Data items:

START

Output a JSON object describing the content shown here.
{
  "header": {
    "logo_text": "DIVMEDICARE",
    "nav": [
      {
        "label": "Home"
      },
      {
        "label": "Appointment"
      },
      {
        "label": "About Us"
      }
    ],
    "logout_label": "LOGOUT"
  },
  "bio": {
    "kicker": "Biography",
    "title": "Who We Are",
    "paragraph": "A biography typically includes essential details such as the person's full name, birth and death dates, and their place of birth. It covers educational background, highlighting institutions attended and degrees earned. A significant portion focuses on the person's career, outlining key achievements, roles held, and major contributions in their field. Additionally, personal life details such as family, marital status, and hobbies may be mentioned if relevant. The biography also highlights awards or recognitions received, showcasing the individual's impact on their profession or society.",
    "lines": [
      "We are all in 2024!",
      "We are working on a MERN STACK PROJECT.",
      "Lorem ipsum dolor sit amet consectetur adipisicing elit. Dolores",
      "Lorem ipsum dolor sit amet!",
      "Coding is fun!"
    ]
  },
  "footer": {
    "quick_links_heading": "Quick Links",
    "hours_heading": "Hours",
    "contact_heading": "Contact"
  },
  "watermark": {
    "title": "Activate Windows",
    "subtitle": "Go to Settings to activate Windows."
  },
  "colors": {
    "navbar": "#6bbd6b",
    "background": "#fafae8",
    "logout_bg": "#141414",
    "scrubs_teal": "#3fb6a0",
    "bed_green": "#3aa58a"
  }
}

END

▶ _EXERCISE_:
Scan the entries above for the word "amet" and collect each line holding it.

▶ _THE REPLY_:
      "Lorem ipsum dolor sit amet consectetur adipisicing elit. Dolores",
      "Lorem ipsum dolor sit amet!",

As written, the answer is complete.